### RECORDS FOR THIS EXERCISE ###

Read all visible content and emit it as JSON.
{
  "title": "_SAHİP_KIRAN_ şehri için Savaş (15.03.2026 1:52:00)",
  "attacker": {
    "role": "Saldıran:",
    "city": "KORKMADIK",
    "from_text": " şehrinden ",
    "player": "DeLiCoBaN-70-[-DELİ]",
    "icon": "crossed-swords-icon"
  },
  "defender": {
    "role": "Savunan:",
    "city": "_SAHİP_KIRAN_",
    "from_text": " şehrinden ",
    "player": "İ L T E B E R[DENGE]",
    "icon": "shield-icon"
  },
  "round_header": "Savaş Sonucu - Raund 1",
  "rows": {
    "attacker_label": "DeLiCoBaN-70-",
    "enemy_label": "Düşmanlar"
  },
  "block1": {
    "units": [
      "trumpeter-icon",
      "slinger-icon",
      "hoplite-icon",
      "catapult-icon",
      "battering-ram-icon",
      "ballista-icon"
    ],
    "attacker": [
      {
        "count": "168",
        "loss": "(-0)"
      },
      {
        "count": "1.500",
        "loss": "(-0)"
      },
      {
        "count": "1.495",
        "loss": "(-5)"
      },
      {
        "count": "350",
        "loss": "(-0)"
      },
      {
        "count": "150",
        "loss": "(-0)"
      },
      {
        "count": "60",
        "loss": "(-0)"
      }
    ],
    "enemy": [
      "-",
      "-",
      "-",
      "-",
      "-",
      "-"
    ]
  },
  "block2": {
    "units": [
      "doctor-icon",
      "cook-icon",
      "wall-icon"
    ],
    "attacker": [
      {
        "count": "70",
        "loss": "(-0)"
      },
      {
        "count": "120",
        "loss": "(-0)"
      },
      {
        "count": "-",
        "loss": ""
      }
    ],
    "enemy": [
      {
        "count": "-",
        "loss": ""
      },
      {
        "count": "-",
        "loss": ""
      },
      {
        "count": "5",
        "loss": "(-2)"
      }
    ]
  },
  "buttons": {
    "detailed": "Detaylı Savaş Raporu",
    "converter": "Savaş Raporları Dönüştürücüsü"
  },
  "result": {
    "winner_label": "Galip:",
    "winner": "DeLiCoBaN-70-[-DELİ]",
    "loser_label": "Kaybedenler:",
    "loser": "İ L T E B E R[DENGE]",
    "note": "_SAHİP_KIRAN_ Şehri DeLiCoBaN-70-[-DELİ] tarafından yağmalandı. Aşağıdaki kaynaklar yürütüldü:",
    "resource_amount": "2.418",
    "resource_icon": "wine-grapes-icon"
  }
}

###

- WHAT THIS TASK INVOLVES: Return the full listing, character for character.

- ANSWER FOR THIS EXERCISE:
Read all visible content and emit it as JSON.
{
  "title": "_SAHİP_KIRAN_ şehri için Savaş (15.03.2026 1:52:00)",
  "attacker": {
    "role": "Saldıran:",
    "city": "KORKMADIK",
    "from_text": " şehrinden ",
    "player": "DeLiCoBaN-70-[-DELİ]",
    "icon": "crossed-swords-icon"
  },
  "defender": {
    "role": "Savunan:",
    "city": "_SAHİP_KIRAN_",
    "from_text": " şehrinden ",
    "player": "İ L T E B E R[DENGE]",
    "icon": "shield-icon"
  },
  "round_header": "Savaş Sonucu - Raund 1",
  "rows": {
    "attacker_label": "DeLiCoBaN-70-",
    "enemy_label": "Düşmanlar"
  },
  "block1": {
    "units": [
      "trumpeter-icon",
      "slinger-icon",
      "hoplite-icon",
      "catapult-icon",
      "battering-ram-icon",
      "ballista-icon"
    ],
    "attacker": [
      {
        "count": "168",
        "loss": "(-0)"
      },
      {
        "count": "1.500",
        "loss": "(-0)"
      },
      {
        "count": "1.495",
        "loss": "(-5)"
      },
      {
        "count": "350",
        "loss": "(-0)"
      },
      {
        "count": "150",
        "loss": "(-0)"
      },
      {
        "count": "60",
        "loss": "(-0)"
      }
    ],
    "enemy": [
      "-",
      "-",
      "-",
      "-",
      "-",
      "-"
    ]
  },
  "block2": {
    "units": [
      "doctor-icon",
      "cook-icon",
      "wall-icon"
    ],
    "attacker": [
      {
        "count": "70",
        "loss": "(-0)"
      },
      {
        "count": "120",
        "loss": "(-0)"
      },
      {
        "count": "-",
        "loss": ""
      }
    ],
    "enemy": [
      {
        "count": "-",
        "loss": ""
      },
      {
        "count": "-",
        "loss": ""
      },
      {
        "count": "5",
        "loss": "(-2)"
      }
    ]
  },
  "buttons": {
    "detailed": "Detaylı Savaş Raporu",
    "converter": "Savaş Raporları Dönüştürücüsü"
  },
  "result": {
    "winner_label": "Galip:",
    "winner": "DeLiCoBaN-70-[-DELİ]",
    "loser_label": "Kaybedenler:",
    "loser": "İ L T E B E R[DENGE]",
    "note": "_SAHİP_KIRAN_ Şehri DeLiCoBaN-70-[-DELİ] tarafından yağmalandı. Aşağıdaki kaynaklar yürütüldü:",
    "resource_amount": "2.418",
    "resource_icon": "wine-grapes-icon"
  }
}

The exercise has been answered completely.